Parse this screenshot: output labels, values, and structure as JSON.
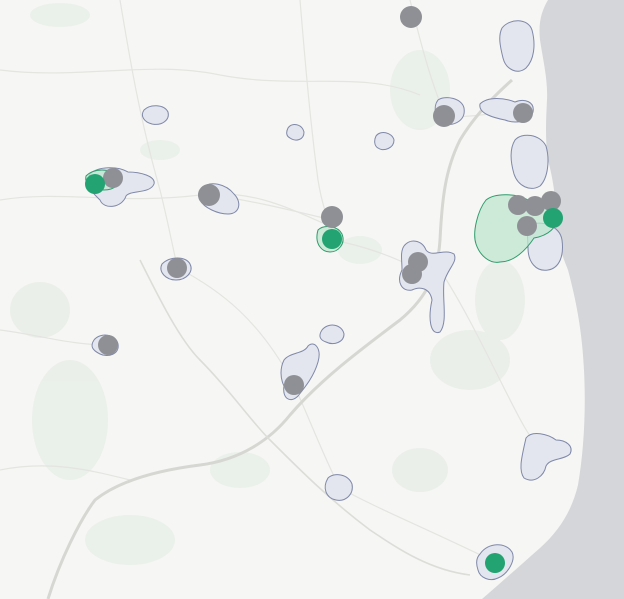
{
  "map": {
    "colors": {
      "land": "#f6f6f4",
      "sea": "#d4d6d9",
      "greenery": "#e8efe8",
      "road_major": "#cfd0cc",
      "road_minor": "#e6e6e3",
      "zone_fill": "#e3e6ee",
      "zone_stroke": "#7f88a8",
      "zone_active_fill": "#bfe6d0",
      "zone_active_stroke": "#2f9c6c",
      "marker_gray": "#8f9096",
      "marker_green": "#22a371"
    },
    "marker_status_legend": {
      "gray": "inactive",
      "green": "active"
    }
  }
}
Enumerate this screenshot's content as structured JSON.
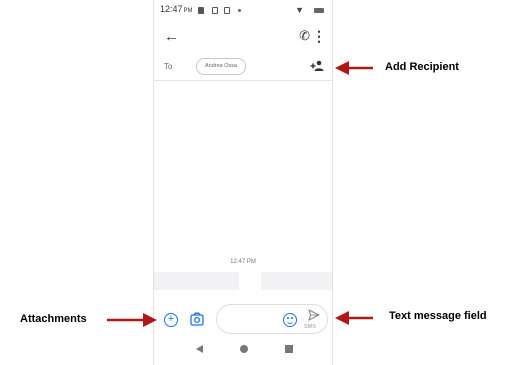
{
  "status_bar": {
    "time": "12:47",
    "time_suffix": "PM"
  },
  "header": {
    "back_icon": "arrow-back-icon",
    "call_icon": "phone-icon",
    "more_icon": "more-vert-icon"
  },
  "recipient_bar": {
    "to_label": "To",
    "recipient_chip": "Andrea Ossa",
    "add_icon": "add-person-icon"
  },
  "thread": {
    "timestamp": "12:47 PM"
  },
  "compose": {
    "attach_icon": "plus-circle-icon",
    "gallery_icon": "gallery-icon",
    "emoji_icon": "emoji-icon",
    "send_icon": "send-icon",
    "send_label": "SMS"
  },
  "annotations": {
    "add_recipient": "Add Recipient",
    "attachments": "Attachments",
    "text_field": "Text message field"
  },
  "colors": {
    "accent": "#1a73e8",
    "arrow": "#b01717"
  }
}
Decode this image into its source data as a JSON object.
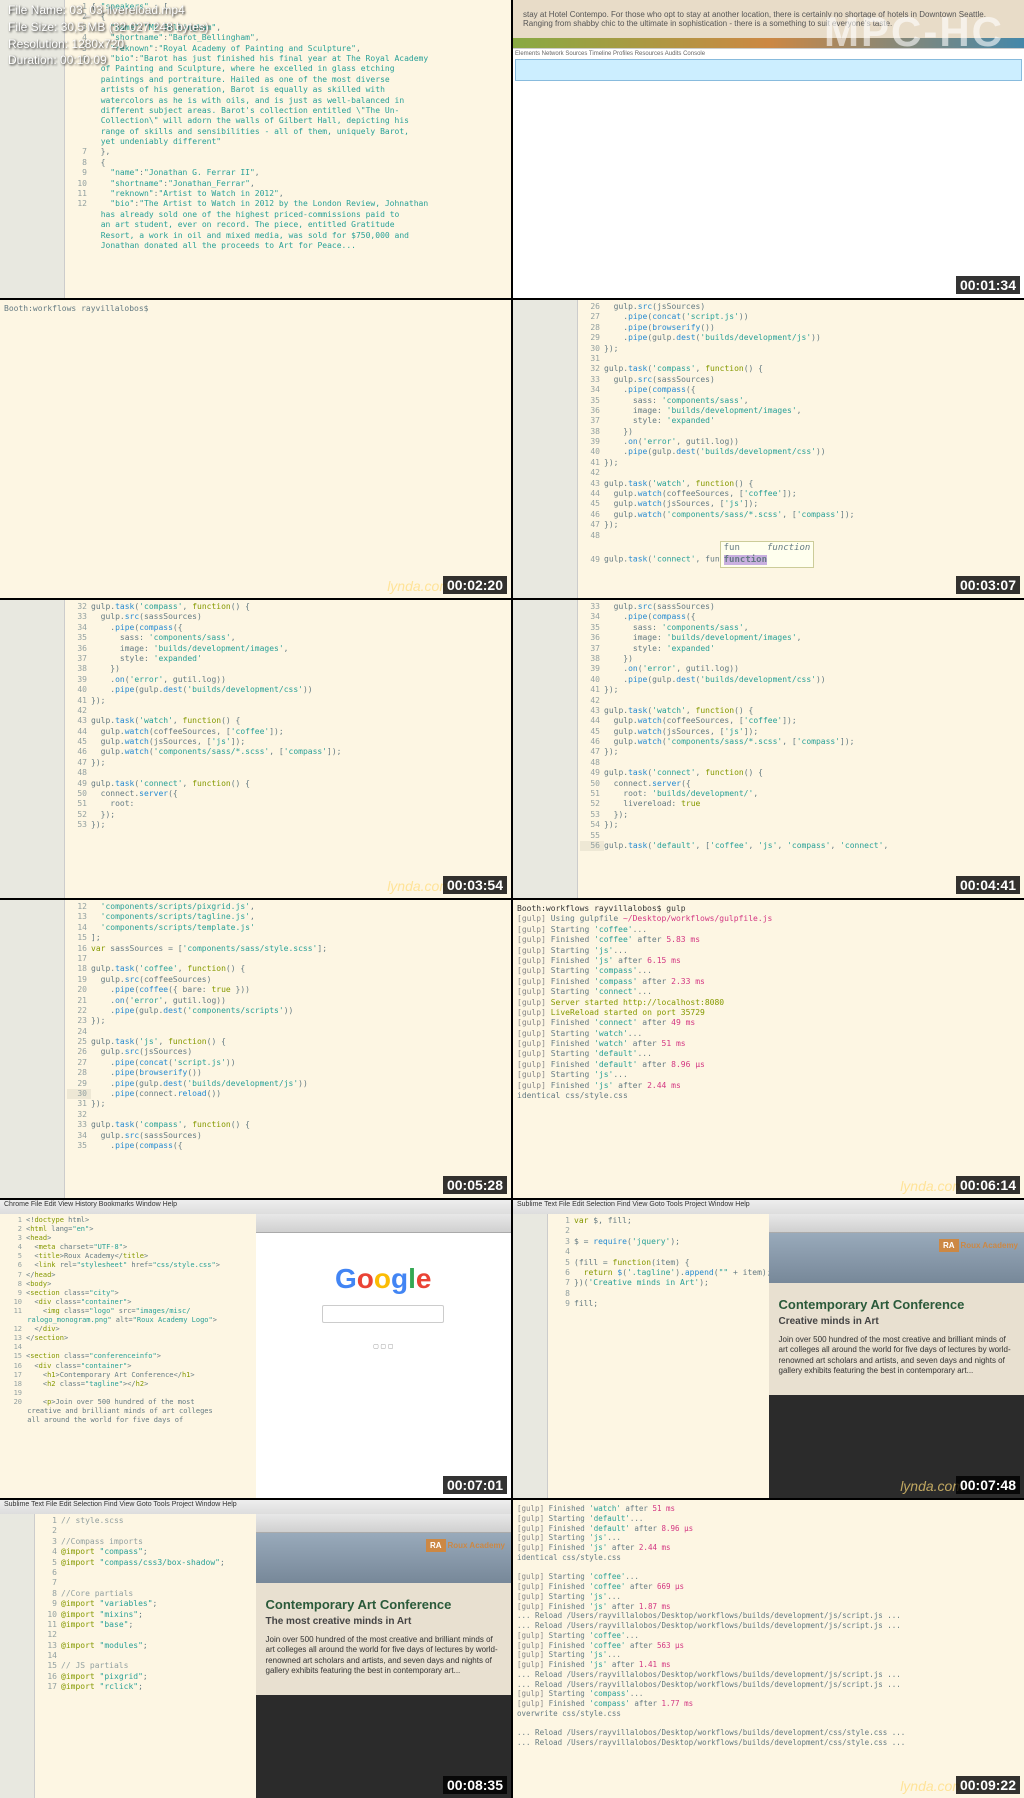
{
  "fileinfo": {
    "name_label": "File Name:",
    "name": "03_03-livereload.mp4",
    "size_label": "File Size:",
    "size": "30,5 MB (32 027 248 bytes)",
    "res_label": "Resolution:",
    "res": "1280x720",
    "dur_label": "Duration:",
    "dur": "00:10:09"
  },
  "watermark": "MPC-HC",
  "brand": "lynda.com",
  "timestamps": [
    "00:01:34",
    "00:02:20",
    "00:03:07",
    "00:03:54",
    "00:04:41",
    "00:05:28",
    "00:06:14",
    "00:07:01",
    "00:07:48",
    "00:08:35",
    "00:09:22"
  ],
  "thumb1": {
    "lines": [
      "{ \"speakers\" : [",
      "  {",
      "    \"name\":\"Mr Bellingham\",",
      "    \"shortname\":\"Barot_Bellingham\",",
      "    \"reknown\":\"Royal Academy of Painting and Sculpture\",",
      "    \"bio\":\"Barot has just finished his final year at The Royal Academy",
      "      of Painting and Sculpture, where he excelled in glass etching",
      "      paintings and portraiture. Hailed as one of the most diverse",
      "      artists of his generation, Barot is equally as skilled with",
      "      watercolors as he is with oils, and is just as well-balanced in",
      "      different subject areas. Barot's collection entitled \\\"The Un-",
      "      Collection\\\" will adorn the walls of Gilbert Hall, depicting his",
      "      range of skills and sensibilities - all of them, uniquely Barot,",
      "      yet undeniably different\"",
      "  },",
      "  {",
      "    \"name\":\"Jonathan G. Ferrar II\",",
      "    \"shortname\":\"Jonathan_Ferrar\",",
      "    \"reknown\":\"Artist to Watch in 2012\",",
      "    \"bio\":\"The Artist to Watch in 2012 by the London Review, Johnathan",
      "      has already sold one of the highest priced-commissions paid to",
      "      an art student, ever on record. The piece, entitled Gratitude",
      "      Resort, a work in oil and mixed media, was sold for $750,000 and",
      "      Jonathan donated all the proceeds to Art for Peace..."
    ]
  },
  "thumb2": {
    "text": "stay at Hotel Contempo. For those who opt to stay at another location, there is certainly no shortage of hotels in Downtown Seattle. Ranging from shabby chic to the ultimate in sophistication - there is a something to suit everyone's taste.",
    "devtools_tabs": "Elements Network Sources Timeline Profiles Resources Audits Console"
  },
  "thumb3": {
    "prompt": "Booth:workflows rayvillalobos$"
  },
  "thumb4": {
    "lines": [
      "26    gulp.src(jsSources)",
      "27      .pipe(concat('script.js'))",
      "28      .pipe(browserify())",
      "29      .pipe(gulp.dest('builds/development/js'))",
      "30  });",
      "31",
      "32  gulp.task('compass', function() {",
      "33    gulp.src(sassSources)",
      "34      .pipe(compass({",
      "35        sass: 'components/sass',",
      "36        image: 'builds/development/images',",
      "37        style: 'expanded'",
      "38      })",
      "39      .on('error', gutil.log))",
      "40      .pipe(gulp.dest('builds/development/css'))",
      "41  });",
      "42",
      "43  gulp.task('watch', function() {",
      "44    gulp.watch(coffeeSources, ['coffee']);",
      "45    gulp.watch(jsSources, ['js']);",
      "46    gulp.watch('components/sass/*.scss', ['compass']);",
      "47  });",
      "48",
      "49  gulp.task('connect', fun"
    ],
    "tooltip1": "fun",
    "tooltip2": "function",
    "tooltip_hint": "function"
  },
  "thumb5": {
    "lines": [
      "32  gulp.task('compass', function() {",
      "33    gulp.src(sassSources)",
      "34      .pipe(compass({",
      "35        sass: 'components/sass',",
      "36        image: 'builds/development/images',",
      "37        style: 'expanded'",
      "38      })",
      "39      .on('error', gutil.log))",
      "40      .pipe(gulp.dest('builds/development/css'))",
      "41  });",
      "42",
      "43  gulp.task('watch', function() {",
      "44    gulp.watch(coffeeSources, ['coffee']);",
      "45    gulp.watch(jsSources, ['js']);",
      "46    gulp.watch('components/sass/*.scss', ['compass']);",
      "47  });",
      "48",
      "49  gulp.task('connect', function() {",
      "50    connect.server({",
      "51      root:",
      "52    });",
      "53  });"
    ]
  },
  "thumb6": {
    "lines": [
      "33    gulp.src(sassSources)",
      "34      .pipe(compass({",
      "35        sass: 'components/sass',",
      "36        image: 'builds/development/images',",
      "37        style: 'expanded'",
      "38      })",
      "39      .on('error', gutil.log))",
      "40      .pipe(gulp.dest('builds/development/css'))",
      "41  });",
      "42",
      "43  gulp.task('watch', function() {",
      "44    gulp.watch(coffeeSources, ['coffee']);",
      "45    gulp.watch(jsSources, ['js']);",
      "46    gulp.watch('components/sass/*.scss', ['compass']);",
      "47  });",
      "48",
      "49  gulp.task('connect', function() {",
      "50    connect.server({",
      "51      root: 'builds/development/',",
      "52      livereload: true",
      "53    });",
      "54  });",
      "55",
      "56  gulp.task('default', ['coffee', 'js', 'compass', 'connect',"
    ]
  },
  "thumb7": {
    "lines": [
      "12    'components/scripts/pixgrid.js',",
      "13    'components/scripts/tagline.js',",
      "14    'components/scripts/template.js'",
      "15  ];",
      "16  var sassSources = ['components/sass/style.scss'];",
      "17",
      "18  gulp.task('coffee', function() {",
      "19    gulp.src(coffeeSources)",
      "20      .pipe(coffee({ bare: true }))",
      "21      .on('error', gutil.log))",
      "22      .pipe(gulp.dest('components/scripts'))",
      "23  });",
      "24",
      "25  gulp.task('js', function() {",
      "26    gulp.src(jsSources)",
      "27      .pipe(concat('script.js'))",
      "28      .pipe(browserify())",
      "29      .pipe(gulp.dest('builds/development/js'))",
      "30      .pipe(connect.reload())",
      "31  });",
      "32",
      "33  gulp.task('compass', function() {",
      "34    gulp.src(sassSources)",
      "35      .pipe(compass({"
    ]
  },
  "thumb8": {
    "prompt": "Booth:workflows rayvillalobos$ gulp",
    "lines": [
      "[gulp] Using gulpfile ~/Desktop/workflows/gulpfile.js",
      "[gulp] Starting 'coffee'...",
      "[gulp] Finished 'coffee' after 5.83 ms",
      "[gulp] Starting 'js'...",
      "[gulp] Finished 'js' after 6.15 ms",
      "[gulp] Starting 'compass'...",
      "[gulp] Finished 'compass' after 2.33 ms",
      "[gulp] Starting 'connect'...",
      "[gulp] Server started http://localhost:8080",
      "[gulp] LiveReload started on port 35729",
      "[gulp] Finished 'connect' after 49 ms",
      "[gulp] Starting 'watch'...",
      "[gulp] Finished 'watch' after 51 ms",
      "[gulp] Starting 'default'...",
      "[gulp] Finished 'default' after 8.96 μs",
      "[gulp] Starting 'js'...",
      "[gulp] Finished 'js' after 2.44 ms",
      "identical css/style.css"
    ]
  },
  "thumb9": {
    "menubar": "Chrome File Edit View History Bookmarks Window Help",
    "lines": [
      "1  <!doctype html>",
      "2  <html lang=\"en\">",
      "3  <head>",
      "4    <meta charset=\"UTF-8\">",
      "5    <title>Roux Academy</title>",
      "6    <link rel=\"stylesheet\" href=\"css/style.css\">",
      "7  </head>",
      "8  <body>",
      "9  <section class=\"city\">",
      "10   <div class=\"container\">",
      "11     <img class=\"logo\" src=\"images/misc/",
      "       ralogo_monogram.png\" alt=\"Roux Academy Logo\">",
      "12   </div>",
      "13 </section>",
      "14",
      "15 <section class=\"conferenceinfo\">",
      "16   <div class=\"container\">",
      "17     <h1>Contemporary Art Conference</h1>",
      "18     <h2 class=\"tagline\"></h2>",
      "19",
      "20     <p>Join over 500 hundred of the most",
      "       creative and brilliant minds of art colleges",
      "       all around the world for five days of"
    ],
    "google": "Google"
  },
  "thumb10": {
    "menubar": "Sublime Text File Edit Selection Find View Goto Tools Project Window Help",
    "lines": [
      "1  var $, fill;",
      "2",
      "3  $ = require('jquery');",
      "4",
      "5  (fill = function(item) {",
      "6    return $('.tagline').append(\"\" + item);",
      "7  })('Creative minds in Art');",
      "8",
      "9  fill;"
    ],
    "logo": "RA",
    "logo_text": "Roux Academy",
    "h1": "Contemporary Art Conference",
    "h2": "Creative minds in Art",
    "body": "Join over 500 hundred of the most creative and brilliant minds of art colleges all around the world for five days of lectures by world-renowned art scholars and artists, and seven days and nights of gallery exhibits featuring the best in contemporary art..."
  },
  "thumb11": {
    "menubar": "Sublime Text File Edit Selection Find View Goto Tools Project Window Help",
    "file": "style.scss",
    "lines": [
      "1  // style.scss",
      "2",
      "3  //Compass imports",
      "4  @import \"compass\";",
      "5  @import \"compass/css3/box-shadow\";",
      "6",
      "7",
      "8  //Core partials",
      "9  @import \"variables\";",
      "10 @import \"mixins\";",
      "11 @import \"base\";",
      "12",
      "13 @import \"modules\";",
      "14",
      "15 // JS partials",
      "16 @import \"pixgrid\";",
      "17 @import \"rclick\";"
    ],
    "logo": "RA",
    "logo_text": "Roux Academy",
    "h1": "Contemporary Art Conference",
    "h2": "The most creative minds in Art",
    "body": "Join over 500 hundred of the most creative and brilliant minds of art colleges all around the world for five days of lectures by world-renowned art scholars and artists, and seven days and nights of gallery exhibits featuring the best in contemporary art..."
  },
  "thumb12": {
    "lines": [
      "[gulp] Finished 'watch' after 51 ms",
      "[gulp] Starting 'default'...",
      "[gulp] Finished 'default' after 8.96 μs",
      "[gulp] Starting 'js'...",
      "[gulp] Finished 'js' after 2.44 ms",
      "identical css/style.css",
      "",
      "[gulp] Starting 'coffee'...",
      "[gulp] Finished 'coffee' after 669 μs",
      "[gulp] Starting 'js'...",
      "[gulp] Finished 'js' after 1.87 ms",
      "... Reload /Users/rayvillalobos/Desktop/workflows/builds/development/js/script.js ...",
      "... Reload /Users/rayvillalobos/Desktop/workflows/builds/development/js/script.js ...",
      "[gulp] Starting 'coffee'...",
      "[gulp] Finished 'coffee' after 563 μs",
      "[gulp] Starting 'js'...",
      "[gulp] Finished 'js' after 1.41 ms",
      "... Reload /Users/rayvillalobos/Desktop/workflows/builds/development/js/script.js ...",
      "... Reload /Users/rayvillalobos/Desktop/workflows/builds/development/js/script.js ...",
      "[gulp] Starting 'compass'...",
      "[gulp] Finished 'compass' after 1.77 ms",
      "overwrite css/style.css",
      "",
      "... Reload /Users/rayvillalobos/Desktop/workflows/builds/development/css/style.css ...",
      "... Reload /Users/rayvillalobos/Desktop/workflows/builds/development/css/style.css ..."
    ]
  }
}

____

WORK TO DO
Give every line of the material that includes the string "minds".

EXERCISE ANSWER
      "       creative and brilliant minds of art colleges",
      "7  })('Creative minds in Art');",
    "h2": "Creative minds in Art",
    "body": "Join over 500 hundred of the most creative and brilliant minds of art colleges all around the world for five days of lectures by world-renowned art scholars and artists, and seven days and nights of gallery exhibits featuring the best in contemporary art..."
    "h2": "The most creative minds in Art",
    "body": "Join over 500 hundred of the most creative and brilliant minds of art colleges all around the world for five days of lectures by world-renowned art scholars and artists, and seven days and nights of gallery exhibits featuring the best in contemporary art..."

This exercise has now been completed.